- CHALLENGE
Please repeat all of the lines that follow, exactly as written.

Begin

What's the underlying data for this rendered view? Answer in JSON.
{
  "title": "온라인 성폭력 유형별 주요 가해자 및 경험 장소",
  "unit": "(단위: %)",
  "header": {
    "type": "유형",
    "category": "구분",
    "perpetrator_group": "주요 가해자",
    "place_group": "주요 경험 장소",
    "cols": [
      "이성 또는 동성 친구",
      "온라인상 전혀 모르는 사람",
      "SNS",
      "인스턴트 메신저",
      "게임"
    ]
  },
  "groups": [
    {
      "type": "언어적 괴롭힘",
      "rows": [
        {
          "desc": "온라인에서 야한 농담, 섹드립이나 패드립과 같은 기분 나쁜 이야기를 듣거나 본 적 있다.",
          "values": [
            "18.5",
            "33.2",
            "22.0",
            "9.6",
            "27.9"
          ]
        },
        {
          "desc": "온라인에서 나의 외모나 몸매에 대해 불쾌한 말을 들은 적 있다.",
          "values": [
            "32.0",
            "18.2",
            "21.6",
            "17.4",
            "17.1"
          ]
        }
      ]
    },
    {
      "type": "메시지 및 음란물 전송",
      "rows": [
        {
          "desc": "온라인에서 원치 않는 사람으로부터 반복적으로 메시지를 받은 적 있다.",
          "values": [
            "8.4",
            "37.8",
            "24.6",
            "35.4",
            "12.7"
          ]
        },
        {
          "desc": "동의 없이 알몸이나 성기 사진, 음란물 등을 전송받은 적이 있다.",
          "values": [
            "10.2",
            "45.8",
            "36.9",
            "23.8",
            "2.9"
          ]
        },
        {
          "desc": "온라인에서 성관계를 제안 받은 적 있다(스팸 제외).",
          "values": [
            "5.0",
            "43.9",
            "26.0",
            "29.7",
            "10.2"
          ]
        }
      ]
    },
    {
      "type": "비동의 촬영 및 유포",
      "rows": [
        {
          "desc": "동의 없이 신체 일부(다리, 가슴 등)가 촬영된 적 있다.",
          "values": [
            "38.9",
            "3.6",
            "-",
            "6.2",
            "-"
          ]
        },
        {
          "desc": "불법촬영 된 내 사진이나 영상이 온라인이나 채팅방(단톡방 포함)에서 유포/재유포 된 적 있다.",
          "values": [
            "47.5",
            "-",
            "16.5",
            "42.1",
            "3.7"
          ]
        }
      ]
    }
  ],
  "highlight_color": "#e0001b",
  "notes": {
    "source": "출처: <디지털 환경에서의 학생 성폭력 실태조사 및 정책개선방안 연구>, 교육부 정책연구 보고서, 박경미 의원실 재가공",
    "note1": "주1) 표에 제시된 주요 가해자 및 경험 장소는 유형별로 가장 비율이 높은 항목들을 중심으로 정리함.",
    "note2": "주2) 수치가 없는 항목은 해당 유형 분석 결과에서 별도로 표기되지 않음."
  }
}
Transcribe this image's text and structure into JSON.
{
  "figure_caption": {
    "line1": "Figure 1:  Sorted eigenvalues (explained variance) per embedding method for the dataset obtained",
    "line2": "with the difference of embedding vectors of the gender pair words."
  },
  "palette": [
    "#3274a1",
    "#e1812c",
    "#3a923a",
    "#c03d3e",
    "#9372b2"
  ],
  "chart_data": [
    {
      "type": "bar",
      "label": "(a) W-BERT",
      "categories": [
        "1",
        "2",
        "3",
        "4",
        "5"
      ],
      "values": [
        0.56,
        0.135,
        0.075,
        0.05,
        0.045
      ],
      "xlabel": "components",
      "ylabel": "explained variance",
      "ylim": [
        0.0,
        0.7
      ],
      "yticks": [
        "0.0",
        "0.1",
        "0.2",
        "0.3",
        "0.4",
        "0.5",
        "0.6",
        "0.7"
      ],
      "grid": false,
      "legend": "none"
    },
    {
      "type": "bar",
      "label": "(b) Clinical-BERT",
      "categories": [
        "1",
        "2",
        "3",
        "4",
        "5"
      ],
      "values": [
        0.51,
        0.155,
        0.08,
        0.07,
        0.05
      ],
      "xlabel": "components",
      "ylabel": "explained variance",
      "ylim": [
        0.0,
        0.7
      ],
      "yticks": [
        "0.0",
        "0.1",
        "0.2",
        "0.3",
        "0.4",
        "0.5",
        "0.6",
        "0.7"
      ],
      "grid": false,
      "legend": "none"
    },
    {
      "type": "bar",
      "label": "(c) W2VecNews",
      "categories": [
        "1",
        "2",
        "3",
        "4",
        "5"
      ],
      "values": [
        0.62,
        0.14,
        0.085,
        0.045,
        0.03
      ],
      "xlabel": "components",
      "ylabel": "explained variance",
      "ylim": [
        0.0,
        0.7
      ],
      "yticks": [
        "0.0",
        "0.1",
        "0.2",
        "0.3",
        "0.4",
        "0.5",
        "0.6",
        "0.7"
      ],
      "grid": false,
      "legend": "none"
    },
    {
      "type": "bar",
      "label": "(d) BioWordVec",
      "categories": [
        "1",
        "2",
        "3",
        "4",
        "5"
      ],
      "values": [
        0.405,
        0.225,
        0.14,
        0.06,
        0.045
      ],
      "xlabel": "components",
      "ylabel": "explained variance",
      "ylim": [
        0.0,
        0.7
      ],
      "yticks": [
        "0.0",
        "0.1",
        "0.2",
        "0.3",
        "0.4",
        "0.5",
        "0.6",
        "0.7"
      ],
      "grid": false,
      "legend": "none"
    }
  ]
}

End

- RESPONSE TO THIS TASK
What's the underlying data for this rendered view? Answer in JSON.
{
  "title": "온라인 성폭력 유형별 주요 가해자 및 경험 장소",
  "unit": "(단위: %)",
  "header": {
    "type": "유형",
    "category": "구분",
    "perpetrator_group": "주요 가해자",
    "place_group": "주요 경험 장소",
    "cols": [
      "이성 또는 동성 친구",
      "온라인상 전혀 모르는 사람",
      "SNS",
      "인스턴트 메신저",
      "게임"
    ]
  },
  "groups": [
    {
      "type": "언어적 괴롭힘",
      "rows": [
        {
          "desc": "온라인에서 야한 농담, 섹드립이나 패드립과 같은 기분 나쁜 이야기를 듣거나 본 적 있다.",
          "values": [
            "18.5",
            "33.2",
            "22.0",
            "9.6",
            "27.9"
          ]
        },
        {
          "desc": "온라인에서 나의 외모나 몸매에 대해 불쾌한 말을 들은 적 있다.",
          "values": [
            "32.0",
            "18.2",
            "21.6",
            "17.4",
            "17.1"
          ]
        }
      ]
    },
    {
      "type": "메시지 및 음란물 전송",
      "rows": [
        {
          "desc": "온라인에서 원치 않는 사람으로부터 반복적으로 메시지를 받은 적 있다.",
          "values": [
            "8.4",
            "37.8",
            "24.6",
            "35.4",
            "12.7"
          ]
        },
        {
          "desc": "동의 없이 알몸이나 성기 사진, 음란물 등을 전송받은 적이 있다.",
          "values": [
            "10.2",
            "45.8",
            "36.9",
            "23.8",
            "2.9"
          ]
        },
        {
          "desc": "온라인에서 성관계를 제안 받은 적 있다(스팸 제외).",
          "values": [
            "5.0",
            "43.9",
            "26.0",
            "29.7",
            "10.2"
          ]
        }
      ]
    },
    {
      "type": "비동의 촬영 및 유포",
      "rows": [
        {
          "desc": "동의 없이 신체 일부(다리, 가슴 등)가 촬영된 적 있다.",
          "values": [
            "38.9",
            "3.6",
            "-",
            "6.2",
            "-"
          ]
        },
        {
          "desc": "불법촬영 된 내 사진이나 영상이 온라인이나 채팅방(단톡방 포함)에서 유포/재유포 된 적 있다.",
          "values": [
            "47.5",
            "-",
            "16.5",
            "42.1",
            "3.7"
          ]
        }
      ]
    }
  ],
  "highlight_color": "#e0001b",
  "notes": {
    "source": "출처: <디지털 환경에서의 학생 성폭력 실태조사 및 정책개선방안 연구>, 교육부 정책연구 보고서, 박경미 의원실 재가공",
    "note1": "주1) 표에 제시된 주요 가해자 및 경험 장소는 유형별로 가장 비율이 높은 항목들을 중심으로 정리함.",
    "note2": "주2) 수치가 없는 항목은 해당 유형 분석 결과에서 별도로 표기되지 않음."
  }
}
Transcribe this image's text and structure into JSON.
{
  "figure_caption": {
    "line1": "Figure 1:  Sorted eigenvalues (explained variance) per embedding method for the dataset obtained",
    "line2": "with the difference of embedding vectors of the gender pair words."
  },
  "palette": [
    "#3274a1",
    "#e1812c",
    "#3a923a",
    "#c03d3e",
    "#9372b2"
  ],
  "chart_data": [
    {
      "type": "bar",
      "label": "(a) W-BERT",
      "categories": [
        "1",
        "2",
        "3",
        "4",
        "5"
      ],
      "values": [
        0.56,
        0.135,
        0.075,
        0.05,
        0.045
      ],
      "xlabel": "components",
      "ylabel": "explained variance",
      "ylim": [
        0.0,
        0.7
      ],
      "yticks": [
        "0.0",
        "0.1",
        "0.2",
        "0.3",
        "0.4",
        "0.5",
        "0.6",
        "0.7"
      ],
      "grid": false,
      "legend": "none"
    },
    {
      "type": "bar",
      "label": "(b) Clinical-BERT",
      "categories": [
        "1",
        "2",
        "3",
        "4",
        "5"
      ],
      "values": [
        0.51,
        0.155,
        0.08,
        0.07,
        0.05
      ],
      "xlabel": "components",
      "ylabel": "explained variance",
      "ylim": [
        0.0,
        0.7
      ],
      "yticks": [
        "0.0",
        "0.1",
        "0.2",
        "0.3",
        "0.4",
        "0.5",
        "0.6",
        "0.7"
      ],
      "grid": false,
      "legend": "none"
    },
    {
      "type": "bar",
      "label": "(c) W2VecNews",
      "categories": [
        "1",
        "2",
        "3",
        "4",
        "5"
      ],
      "values": [
        0.62,
        0.14,
        0.085,
        0.045,
        0.03
      ],
      "xlabel": "components",
      "ylabel": "explained variance",
      "ylim": [
        0.0,
        0.7
      ],
      "yticks": [
        "0.0",
        "0.1",
        "0.2",
        "0.3",
        "0.4",
        "0.5",
        "0.6",
        "0.7"
      ],
      "grid": false,
      "legend": "none"
    },
    {
      "type": "bar",
      "label": "(d) BioWordVec",
      "categories": [
        "1",
        "2",
        "3",
        "4",
        "5"
      ],
      "values": [
        0.405,
        0.225,
        0.14,
        0.06,
        0.045
      ],
      "xlabel": "components",
      "ylabel": "explained variance",
      "ylim": [
        0.0,
        0.7
      ],
      "yticks": [
        "0.0",
        "0.1",
        "0.2",
        "0.3",
        "0.4",
        "0.5",
        "0.6",
        "0.7"
      ],
      "grid": false,
      "legend": "none"
    }
  ]
}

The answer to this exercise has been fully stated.